● **WHAT IS REQUIRED**: Below is a block of records; reproduce all of them exactly and leave out any pictures.

● **SUPPLIED DATA**:

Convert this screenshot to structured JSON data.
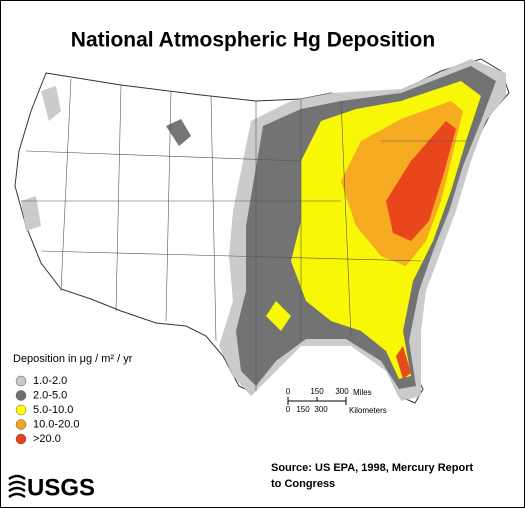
{
  "title": "National Atmospheric Hg Deposition",
  "legend": {
    "title": "Deposition in μg / m² / yr",
    "items": [
      {
        "label": "1.0-2.0",
        "color": "#c8c8c8"
      },
      {
        "label": "2.0-5.0",
        "color": "#6e6e6e"
      },
      {
        "label": "5.0-10.0",
        "color": "#ffff00"
      },
      {
        "label": "10.0-20.0",
        "color": "#f5a623"
      },
      {
        "label": ">20.0",
        "color": "#e8401c"
      }
    ]
  },
  "scale_bar": {
    "miles": [
      "0",
      "150",
      "300"
    ],
    "miles_unit": "Miles",
    "km": [
      "0",
      "150",
      "300"
    ],
    "km_unit": "Kilometers"
  },
  "source": [
    "Source:  US EPA, 1998, Mercury Report",
    "to Congress"
  ],
  "logo": "USGS"
}
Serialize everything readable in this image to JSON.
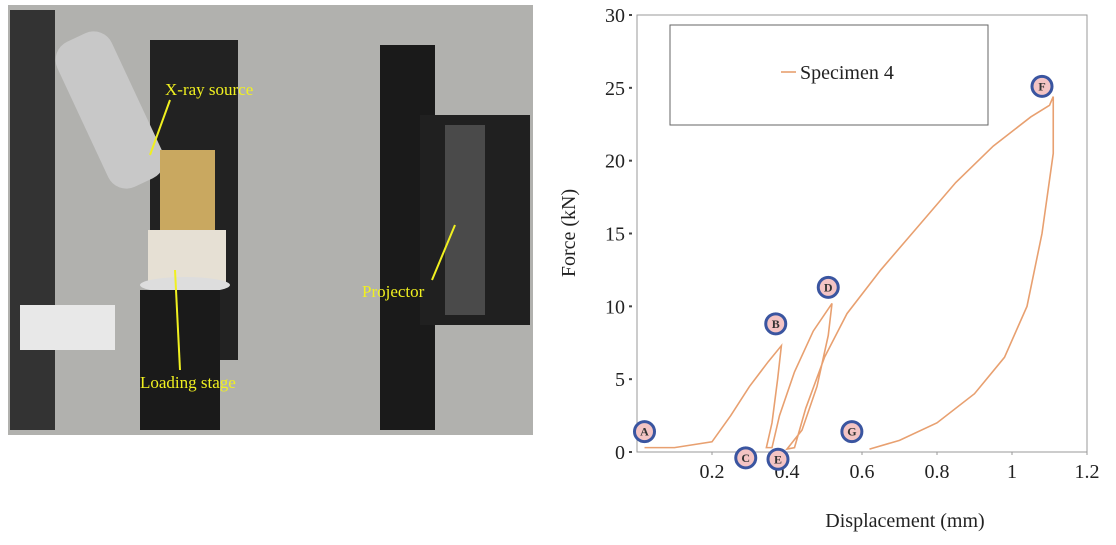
{
  "photo": {
    "labels": [
      "X-ray source",
      "Loading stage",
      "Projector"
    ]
  },
  "chart_data": {
    "type": "line",
    "xlabel": "Displacement (mm)",
    "ylabel": "Force (kN)",
    "xlim": [
      0,
      1.2
    ],
    "ylim": [
      0,
      30
    ],
    "xticks": [
      0.2,
      0.4,
      0.6,
      0.8,
      1,
      1.2
    ],
    "yticks": [
      0,
      5,
      10,
      15,
      20,
      25,
      30
    ],
    "series": [
      {
        "name": "Specimen 4",
        "color": "#e8a070",
        "x": [
          0.02,
          0.1,
          0.2,
          0.25,
          0.3,
          0.35,
          0.385,
          0.375,
          0.36,
          0.345,
          0.36,
          0.38,
          0.42,
          0.47,
          0.52,
          0.51,
          0.48,
          0.44,
          0.4,
          0.42,
          0.45,
          0.5,
          0.56,
          0.65,
          0.75,
          0.85,
          0.95,
          1.05,
          1.1,
          1.11,
          1.11,
          1.11,
          1.08,
          1.04,
          0.98,
          0.9,
          0.8,
          0.7,
          0.62
        ],
        "values": [
          0.3,
          0.3,
          0.7,
          2.5,
          4.5,
          6.2,
          7.3,
          5,
          2,
          0.3,
          0.3,
          2.5,
          5.5,
          8.3,
          10.2,
          8,
          4.5,
          1.5,
          0.2,
          0.3,
          3,
          6.5,
          9.5,
          12.5,
          15.5,
          18.5,
          21,
          23,
          23.8,
          24.4,
          22,
          20.5,
          15,
          10,
          6.5,
          4,
          2,
          0.8,
          0.2
        ]
      }
    ],
    "annotations": [
      {
        "text": "A",
        "x": 0.02,
        "y": 1.4
      },
      {
        "text": "B",
        "x": 0.37,
        "y": 8.8
      },
      {
        "text": "C",
        "x": 0.29,
        "y": -0.4
      },
      {
        "text": "D",
        "x": 0.51,
        "y": 11.3
      },
      {
        "text": "E",
        "x": 0.376,
        "y": -0.5
      },
      {
        "text": "F",
        "x": 1.08,
        "y": 25.1
      },
      {
        "text": "G",
        "x": 0.573,
        "y": 1.4
      }
    ]
  }
}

● **TASK RESULT**:
Convert this screenshot to structured JSON data.
{
  "title": "National Atmospheric Hg Deposition",
  "legend": {
    "title": "Deposition in μg / m² / yr",
    "items": [
      {
        "label": "1.0-2.0",
        "color": "#c8c8c8"
      },
      {
        "label": "2.0-5.0",
        "color": "#6e6e6e"
      },
      {
        "label": "5.0-10.0",
        "color": "#ffff00"
      },
      {
        "label": "10.0-20.0",
        "color": "#f5a623"
      },
      {
        "label": ">20.0",
        "color": "#e8401c"
      }
    ]
  },
  "scale_bar": {
    "miles": [
      "0",
      "150",
      "300"
    ],
    "miles_unit": "Miles",
    "km": [
      "0",
      "150",
      "300"
    ],
    "km_unit": "Kilometers"
  },
  "source": [
    "Source:  US EPA, 1998, Mercury Report",
    "to Congress"
  ],
  "logo": "USGS"
}
Serialize everything readable in this image to JSON.
{
  "photo": {
    "labels": [
      "X-ray source",
      "Loading stage",
      "Projector"
    ]
  },
  "chart_data": {
    "type": "line",
    "xlabel": "Displacement (mm)",
    "ylabel": "Force (kN)",
    "xlim": [
      0,
      1.2
    ],
    "ylim": [
      0,
      30
    ],
    "xticks": [
      0.2,
      0.4,
      0.6,
      0.8,
      1,
      1.2
    ],
    "yticks": [
      0,
      5,
      10,
      15,
      20,
      25,
      30
    ],
    "series": [
      {
        "name": "Specimen 4",
        "color": "#e8a070",
        "x": [
          0.02,
          0.1,
          0.2,
          0.25,
          0.3,
          0.35,
          0.385,
          0.375,
          0.36,
          0.345,
          0.36,
          0.38,
          0.42,
          0.47,
          0.52,
          0.51,
          0.48,
          0.44,
          0.4,
          0.42,
          0.45,
          0.5,
          0.56,
          0.65,
          0.75,
          0.85,
          0.95,
          1.05,
          1.1,
          1.11,
          1.11,
          1.11,
          1.08,
          1.04,
          0.98,
          0.9,
          0.8,
          0.7,
          0.62
        ],
        "values": [
          0.3,
          0.3,
          0.7,
          2.5,
          4.5,
          6.2,
          7.3,
          5,
          2,
          0.3,
          0.3,
          2.5,
          5.5,
          8.3,
          10.2,
          8,
          4.5,
          1.5,
          0.2,
          0.3,
          3,
          6.5,
          9.5,
          12.5,
          15.5,
          18.5,
          21,
          23,
          23.8,
          24.4,
          22,
          20.5,
          15,
          10,
          6.5,
          4,
          2,
          0.8,
          0.2
        ]
      }
    ],
    "annotations": [
      {
        "text": "A",
        "x": 0.02,
        "y": 1.4
      },
      {
        "text": "B",
        "x": 0.37,
        "y": 8.8
      },
      {
        "text": "C",
        "x": 0.29,
        "y": -0.4
      },
      {
        "text": "D",
        "x": 0.51,
        "y": 11.3
      },
      {
        "text": "E",
        "x": 0.376,
        "y": -0.5
      },
      {
        "text": "F",
        "x": 1.08,
        "y": 25.1
      },
      {
        "text": "G",
        "x": 0.573,
        "y": 1.4
      }
    ]
  }
}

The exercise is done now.